**The request:** Tally the lines in the data that follows that include the word "JSON", and report nothing but the total.

★ ★ ★ ★ ★ ★ ★

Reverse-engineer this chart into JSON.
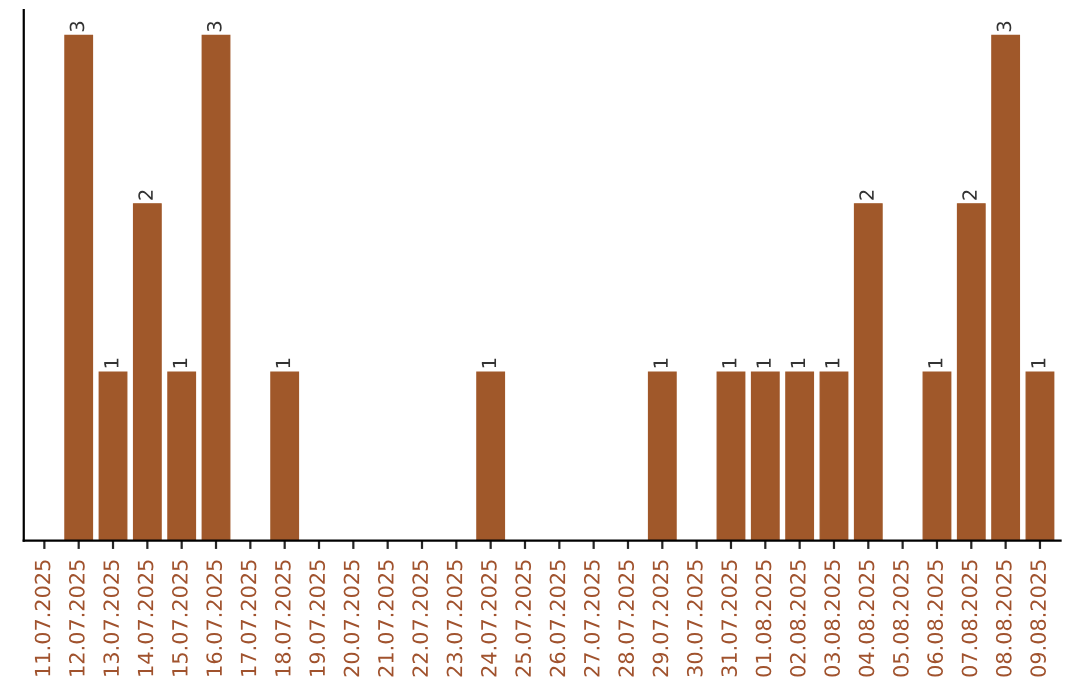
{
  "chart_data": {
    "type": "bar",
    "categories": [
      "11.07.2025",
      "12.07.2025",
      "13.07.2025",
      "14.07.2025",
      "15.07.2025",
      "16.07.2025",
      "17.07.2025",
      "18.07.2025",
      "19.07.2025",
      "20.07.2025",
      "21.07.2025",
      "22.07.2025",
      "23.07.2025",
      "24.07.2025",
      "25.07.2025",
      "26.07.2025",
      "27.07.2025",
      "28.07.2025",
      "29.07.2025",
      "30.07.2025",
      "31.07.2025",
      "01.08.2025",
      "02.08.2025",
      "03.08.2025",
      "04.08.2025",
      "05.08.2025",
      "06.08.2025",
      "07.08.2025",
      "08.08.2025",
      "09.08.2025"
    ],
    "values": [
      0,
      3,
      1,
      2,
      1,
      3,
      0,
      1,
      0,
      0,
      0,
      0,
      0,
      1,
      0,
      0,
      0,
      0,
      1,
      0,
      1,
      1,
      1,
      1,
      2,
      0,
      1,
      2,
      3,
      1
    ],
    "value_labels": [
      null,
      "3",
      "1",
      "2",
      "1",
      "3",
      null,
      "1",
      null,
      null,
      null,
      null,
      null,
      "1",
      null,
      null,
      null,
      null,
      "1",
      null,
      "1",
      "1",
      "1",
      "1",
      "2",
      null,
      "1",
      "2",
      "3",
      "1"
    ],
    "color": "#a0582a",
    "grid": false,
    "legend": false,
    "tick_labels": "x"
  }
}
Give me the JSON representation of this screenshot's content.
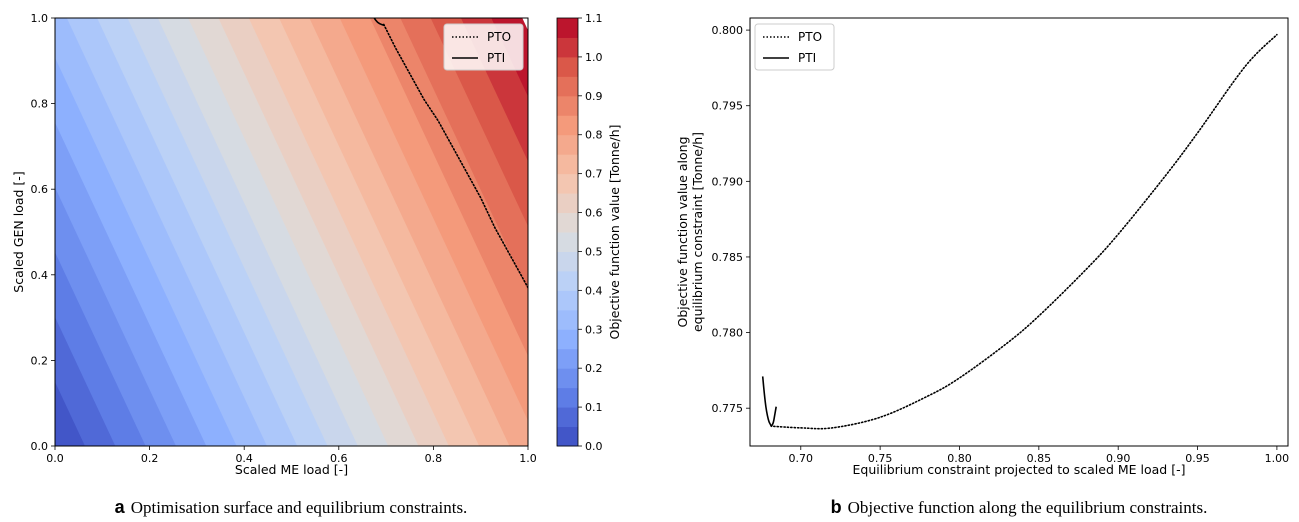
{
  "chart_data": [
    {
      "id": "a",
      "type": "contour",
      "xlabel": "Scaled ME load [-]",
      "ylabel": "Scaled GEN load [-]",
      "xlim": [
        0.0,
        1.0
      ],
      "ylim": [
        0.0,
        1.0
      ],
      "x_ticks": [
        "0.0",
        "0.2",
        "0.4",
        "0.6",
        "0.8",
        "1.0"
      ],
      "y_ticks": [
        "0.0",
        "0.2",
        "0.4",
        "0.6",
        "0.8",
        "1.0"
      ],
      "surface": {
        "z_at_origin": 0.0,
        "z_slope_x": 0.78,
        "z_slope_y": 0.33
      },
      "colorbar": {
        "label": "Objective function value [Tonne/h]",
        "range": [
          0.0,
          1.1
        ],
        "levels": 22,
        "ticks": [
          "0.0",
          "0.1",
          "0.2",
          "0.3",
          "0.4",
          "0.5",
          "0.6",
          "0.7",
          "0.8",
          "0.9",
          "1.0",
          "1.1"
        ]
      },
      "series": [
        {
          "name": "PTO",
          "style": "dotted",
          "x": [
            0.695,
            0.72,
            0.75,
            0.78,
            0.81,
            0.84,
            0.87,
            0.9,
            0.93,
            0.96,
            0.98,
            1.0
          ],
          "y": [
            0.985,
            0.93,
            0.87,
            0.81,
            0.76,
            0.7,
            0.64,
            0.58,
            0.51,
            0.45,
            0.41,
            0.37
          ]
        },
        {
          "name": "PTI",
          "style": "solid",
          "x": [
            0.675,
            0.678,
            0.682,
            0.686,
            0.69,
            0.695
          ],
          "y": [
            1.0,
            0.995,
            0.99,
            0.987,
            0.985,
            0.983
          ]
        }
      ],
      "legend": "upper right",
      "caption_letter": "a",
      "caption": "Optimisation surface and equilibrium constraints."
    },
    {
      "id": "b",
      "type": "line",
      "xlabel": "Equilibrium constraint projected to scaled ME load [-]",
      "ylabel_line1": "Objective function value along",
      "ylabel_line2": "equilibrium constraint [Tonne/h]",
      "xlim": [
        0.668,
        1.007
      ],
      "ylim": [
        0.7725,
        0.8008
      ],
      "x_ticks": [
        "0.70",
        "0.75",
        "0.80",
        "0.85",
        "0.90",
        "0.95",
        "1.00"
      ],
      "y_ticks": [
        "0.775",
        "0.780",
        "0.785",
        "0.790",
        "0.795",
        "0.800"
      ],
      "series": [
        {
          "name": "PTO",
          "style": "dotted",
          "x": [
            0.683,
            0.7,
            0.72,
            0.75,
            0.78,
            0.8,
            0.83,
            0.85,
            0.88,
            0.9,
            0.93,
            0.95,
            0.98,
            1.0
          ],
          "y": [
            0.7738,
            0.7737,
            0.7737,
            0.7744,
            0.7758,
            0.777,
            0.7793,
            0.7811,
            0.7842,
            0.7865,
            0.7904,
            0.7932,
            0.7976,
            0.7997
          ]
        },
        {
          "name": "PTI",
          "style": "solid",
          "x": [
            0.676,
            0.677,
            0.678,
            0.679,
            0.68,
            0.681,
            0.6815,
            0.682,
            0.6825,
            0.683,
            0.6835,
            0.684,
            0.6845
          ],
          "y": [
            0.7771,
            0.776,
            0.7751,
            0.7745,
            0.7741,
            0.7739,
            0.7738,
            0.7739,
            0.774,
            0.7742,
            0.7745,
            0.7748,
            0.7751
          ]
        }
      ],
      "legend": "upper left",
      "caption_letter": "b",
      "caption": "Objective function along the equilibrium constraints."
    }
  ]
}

★ ★ ★ ★ ★ ★ ★

**Full output:** 2